### Set exercise
Copy out every line containing the word "europaea".

----- Material for this task

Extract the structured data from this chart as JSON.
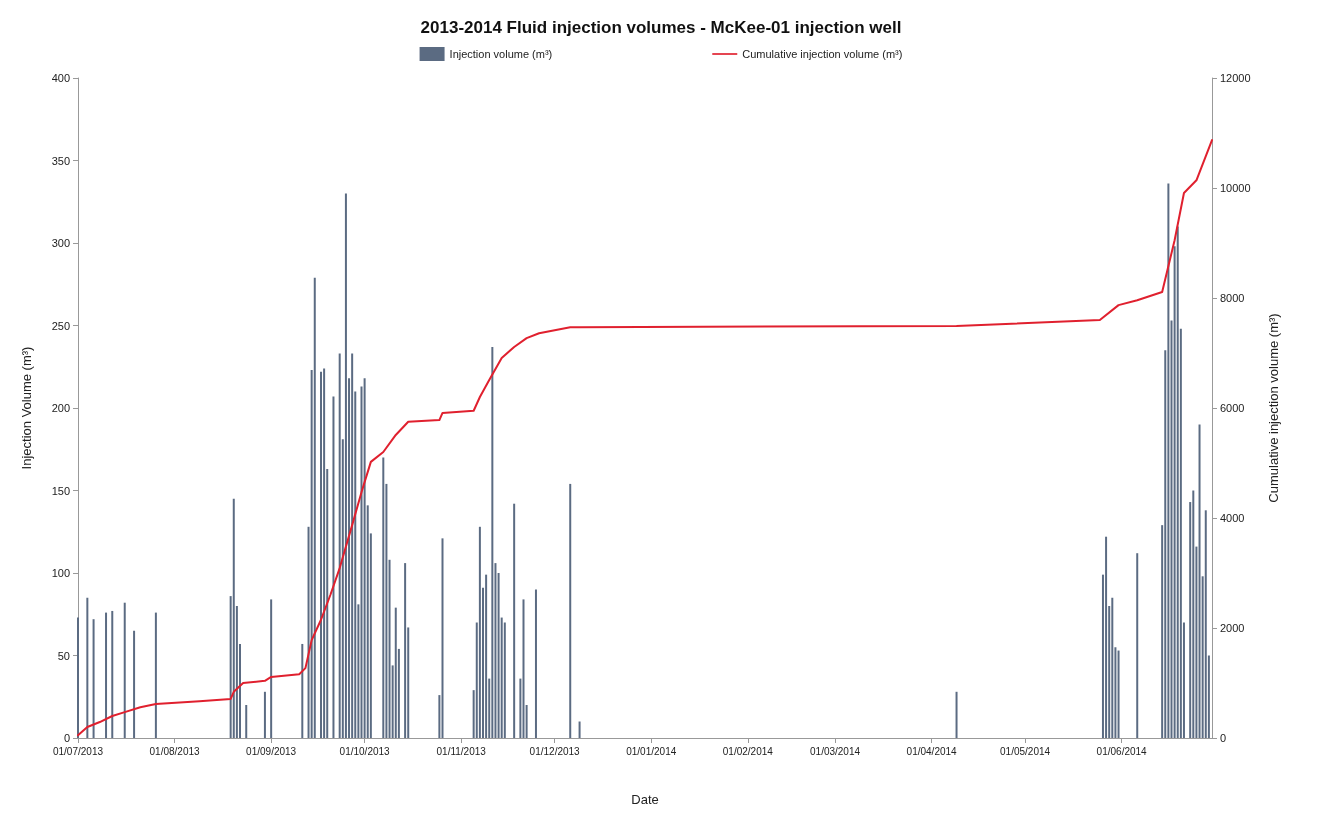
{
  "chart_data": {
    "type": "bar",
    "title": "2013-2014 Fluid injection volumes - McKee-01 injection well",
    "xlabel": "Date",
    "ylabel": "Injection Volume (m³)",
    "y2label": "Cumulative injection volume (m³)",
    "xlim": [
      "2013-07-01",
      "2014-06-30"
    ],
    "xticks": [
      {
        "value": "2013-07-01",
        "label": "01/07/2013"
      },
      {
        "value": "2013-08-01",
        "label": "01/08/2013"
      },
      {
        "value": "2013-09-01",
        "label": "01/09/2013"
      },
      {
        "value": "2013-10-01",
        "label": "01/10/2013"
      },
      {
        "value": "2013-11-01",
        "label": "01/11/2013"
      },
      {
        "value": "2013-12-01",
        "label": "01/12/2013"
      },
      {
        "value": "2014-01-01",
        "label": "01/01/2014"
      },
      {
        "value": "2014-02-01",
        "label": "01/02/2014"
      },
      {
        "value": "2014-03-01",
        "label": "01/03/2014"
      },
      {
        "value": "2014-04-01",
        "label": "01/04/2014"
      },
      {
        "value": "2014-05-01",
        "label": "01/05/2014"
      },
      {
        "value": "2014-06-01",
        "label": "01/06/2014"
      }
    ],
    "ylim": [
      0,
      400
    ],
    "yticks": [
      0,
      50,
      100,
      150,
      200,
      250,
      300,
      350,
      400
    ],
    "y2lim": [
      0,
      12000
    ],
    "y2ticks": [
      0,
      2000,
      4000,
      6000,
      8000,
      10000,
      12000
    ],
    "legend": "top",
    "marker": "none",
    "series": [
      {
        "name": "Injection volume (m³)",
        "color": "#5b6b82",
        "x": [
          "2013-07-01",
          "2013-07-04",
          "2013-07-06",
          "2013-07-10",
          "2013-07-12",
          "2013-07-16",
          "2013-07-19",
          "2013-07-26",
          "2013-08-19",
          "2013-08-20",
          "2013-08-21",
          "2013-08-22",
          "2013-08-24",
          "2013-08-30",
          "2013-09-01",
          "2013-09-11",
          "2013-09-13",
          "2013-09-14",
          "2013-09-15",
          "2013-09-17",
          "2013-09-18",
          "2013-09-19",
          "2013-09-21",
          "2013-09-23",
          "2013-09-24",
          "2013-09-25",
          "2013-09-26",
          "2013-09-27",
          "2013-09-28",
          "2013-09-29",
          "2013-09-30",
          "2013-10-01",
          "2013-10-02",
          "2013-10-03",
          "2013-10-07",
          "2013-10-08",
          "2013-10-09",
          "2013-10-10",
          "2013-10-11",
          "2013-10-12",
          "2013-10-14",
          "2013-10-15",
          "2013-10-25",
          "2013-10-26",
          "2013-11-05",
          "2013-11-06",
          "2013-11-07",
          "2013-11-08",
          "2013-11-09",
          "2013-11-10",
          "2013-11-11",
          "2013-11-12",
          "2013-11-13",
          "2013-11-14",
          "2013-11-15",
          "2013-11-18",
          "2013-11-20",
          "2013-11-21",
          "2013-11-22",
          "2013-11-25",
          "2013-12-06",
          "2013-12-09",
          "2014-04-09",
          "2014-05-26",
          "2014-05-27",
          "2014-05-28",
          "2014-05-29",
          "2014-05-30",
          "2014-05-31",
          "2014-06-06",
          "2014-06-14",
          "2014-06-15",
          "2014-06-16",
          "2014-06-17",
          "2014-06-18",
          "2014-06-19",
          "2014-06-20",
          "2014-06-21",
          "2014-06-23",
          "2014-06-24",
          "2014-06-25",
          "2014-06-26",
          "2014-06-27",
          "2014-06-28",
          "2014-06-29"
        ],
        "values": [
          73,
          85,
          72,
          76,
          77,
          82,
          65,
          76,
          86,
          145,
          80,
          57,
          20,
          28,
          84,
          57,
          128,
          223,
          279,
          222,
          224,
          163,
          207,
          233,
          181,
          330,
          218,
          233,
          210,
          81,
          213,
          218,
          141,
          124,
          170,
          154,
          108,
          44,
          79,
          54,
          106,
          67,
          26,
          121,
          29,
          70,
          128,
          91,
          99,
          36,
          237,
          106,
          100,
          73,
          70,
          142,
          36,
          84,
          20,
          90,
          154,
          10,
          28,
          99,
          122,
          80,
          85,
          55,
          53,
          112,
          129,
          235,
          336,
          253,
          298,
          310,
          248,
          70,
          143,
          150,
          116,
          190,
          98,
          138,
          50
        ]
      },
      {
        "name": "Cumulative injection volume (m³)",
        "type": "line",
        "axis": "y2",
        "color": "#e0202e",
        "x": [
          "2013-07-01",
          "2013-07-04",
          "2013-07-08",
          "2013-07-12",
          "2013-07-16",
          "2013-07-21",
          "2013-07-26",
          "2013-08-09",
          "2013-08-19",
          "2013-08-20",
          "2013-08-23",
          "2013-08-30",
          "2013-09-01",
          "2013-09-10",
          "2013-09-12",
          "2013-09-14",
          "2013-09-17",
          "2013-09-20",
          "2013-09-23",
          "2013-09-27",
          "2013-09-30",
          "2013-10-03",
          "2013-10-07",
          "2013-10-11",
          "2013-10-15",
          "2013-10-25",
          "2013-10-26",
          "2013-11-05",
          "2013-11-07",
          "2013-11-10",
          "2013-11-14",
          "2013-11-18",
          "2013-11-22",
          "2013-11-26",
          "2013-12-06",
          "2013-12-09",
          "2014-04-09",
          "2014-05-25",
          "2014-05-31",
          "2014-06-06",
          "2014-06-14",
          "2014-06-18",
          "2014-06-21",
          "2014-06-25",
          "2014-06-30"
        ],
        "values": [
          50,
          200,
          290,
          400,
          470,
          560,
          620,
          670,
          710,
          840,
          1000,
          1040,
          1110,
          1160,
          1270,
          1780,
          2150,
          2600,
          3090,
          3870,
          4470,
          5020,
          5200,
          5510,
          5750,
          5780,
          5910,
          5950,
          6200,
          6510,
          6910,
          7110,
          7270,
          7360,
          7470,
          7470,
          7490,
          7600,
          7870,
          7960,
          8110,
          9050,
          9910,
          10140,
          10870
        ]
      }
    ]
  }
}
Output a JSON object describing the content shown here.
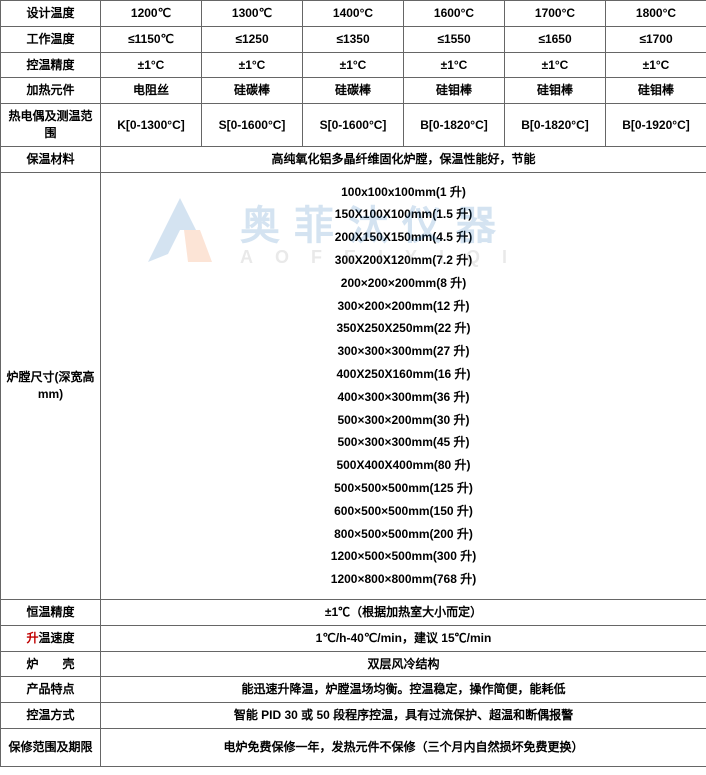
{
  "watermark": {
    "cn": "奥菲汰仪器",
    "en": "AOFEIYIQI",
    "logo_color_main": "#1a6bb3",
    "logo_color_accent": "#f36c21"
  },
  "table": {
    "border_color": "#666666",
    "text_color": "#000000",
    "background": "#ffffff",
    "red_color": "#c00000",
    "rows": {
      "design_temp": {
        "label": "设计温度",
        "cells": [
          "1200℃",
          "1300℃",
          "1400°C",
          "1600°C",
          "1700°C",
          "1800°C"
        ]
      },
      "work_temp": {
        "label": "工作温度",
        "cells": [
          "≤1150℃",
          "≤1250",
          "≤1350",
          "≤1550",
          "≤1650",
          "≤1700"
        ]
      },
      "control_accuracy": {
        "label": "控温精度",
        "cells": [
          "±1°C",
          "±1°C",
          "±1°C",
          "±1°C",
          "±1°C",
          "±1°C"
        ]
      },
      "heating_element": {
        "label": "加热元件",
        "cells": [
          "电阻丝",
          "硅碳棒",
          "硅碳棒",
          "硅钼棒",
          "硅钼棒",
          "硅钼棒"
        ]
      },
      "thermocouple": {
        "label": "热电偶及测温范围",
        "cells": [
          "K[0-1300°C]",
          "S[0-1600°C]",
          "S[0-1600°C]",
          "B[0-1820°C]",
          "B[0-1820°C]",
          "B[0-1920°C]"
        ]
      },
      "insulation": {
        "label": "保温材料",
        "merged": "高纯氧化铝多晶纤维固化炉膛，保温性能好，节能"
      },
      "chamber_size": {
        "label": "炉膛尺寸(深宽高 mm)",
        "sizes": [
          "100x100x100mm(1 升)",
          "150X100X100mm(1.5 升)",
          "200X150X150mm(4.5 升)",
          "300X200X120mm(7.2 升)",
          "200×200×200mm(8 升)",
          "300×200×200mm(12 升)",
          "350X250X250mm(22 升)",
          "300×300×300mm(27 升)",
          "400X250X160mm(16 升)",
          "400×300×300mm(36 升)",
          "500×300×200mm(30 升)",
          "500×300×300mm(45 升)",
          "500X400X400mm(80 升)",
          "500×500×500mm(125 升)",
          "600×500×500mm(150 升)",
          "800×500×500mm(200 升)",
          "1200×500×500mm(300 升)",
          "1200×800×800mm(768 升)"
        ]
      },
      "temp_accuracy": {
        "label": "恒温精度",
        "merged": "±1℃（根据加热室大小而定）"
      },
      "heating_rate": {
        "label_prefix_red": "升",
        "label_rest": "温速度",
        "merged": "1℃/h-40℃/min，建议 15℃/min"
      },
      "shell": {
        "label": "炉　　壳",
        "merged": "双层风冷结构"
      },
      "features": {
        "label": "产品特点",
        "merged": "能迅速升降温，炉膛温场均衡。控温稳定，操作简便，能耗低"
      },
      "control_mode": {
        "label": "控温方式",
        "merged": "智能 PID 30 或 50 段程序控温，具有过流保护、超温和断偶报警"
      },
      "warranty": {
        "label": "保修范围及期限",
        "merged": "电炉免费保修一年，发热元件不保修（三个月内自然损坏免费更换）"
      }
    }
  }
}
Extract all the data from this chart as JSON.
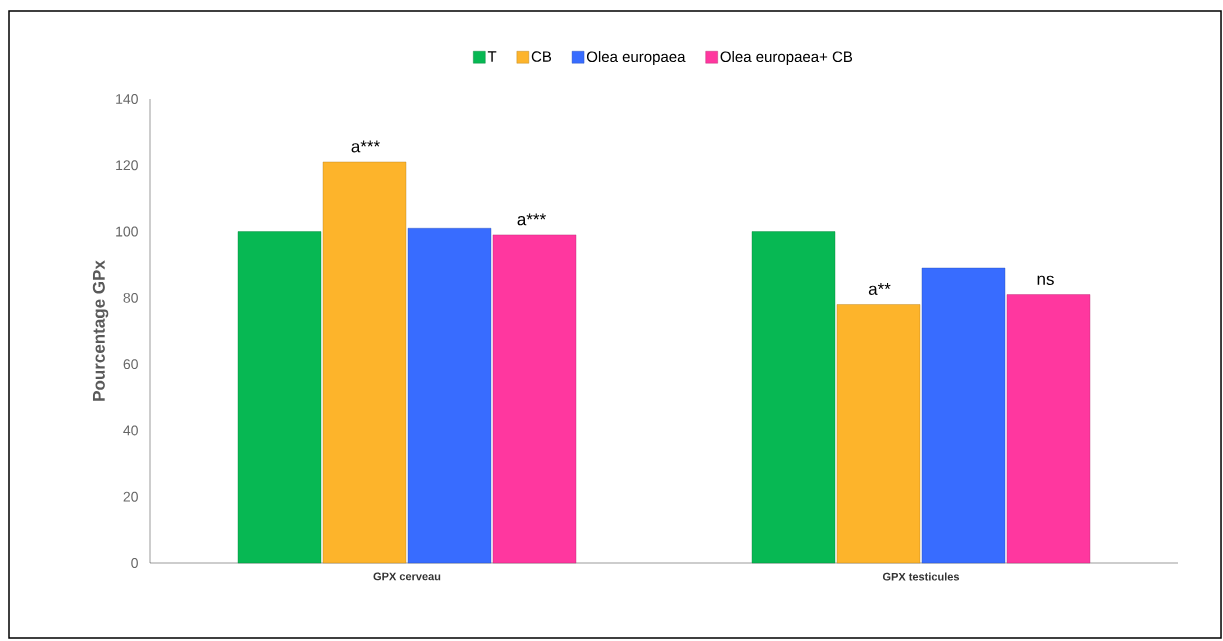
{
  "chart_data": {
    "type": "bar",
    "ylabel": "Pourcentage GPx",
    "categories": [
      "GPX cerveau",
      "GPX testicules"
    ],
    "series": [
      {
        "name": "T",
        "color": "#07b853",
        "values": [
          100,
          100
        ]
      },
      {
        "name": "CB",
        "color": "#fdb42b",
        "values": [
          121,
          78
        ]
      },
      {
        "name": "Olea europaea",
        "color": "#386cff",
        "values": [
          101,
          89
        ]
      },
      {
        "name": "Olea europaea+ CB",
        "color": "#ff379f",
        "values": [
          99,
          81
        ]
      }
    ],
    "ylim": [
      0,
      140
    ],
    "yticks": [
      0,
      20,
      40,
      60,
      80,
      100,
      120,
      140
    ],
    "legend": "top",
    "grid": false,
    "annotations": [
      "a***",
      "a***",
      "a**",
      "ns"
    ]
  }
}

----------

### Result for this task
        "name": "Olea europaea",
        "name": "Olea europaea+ CB",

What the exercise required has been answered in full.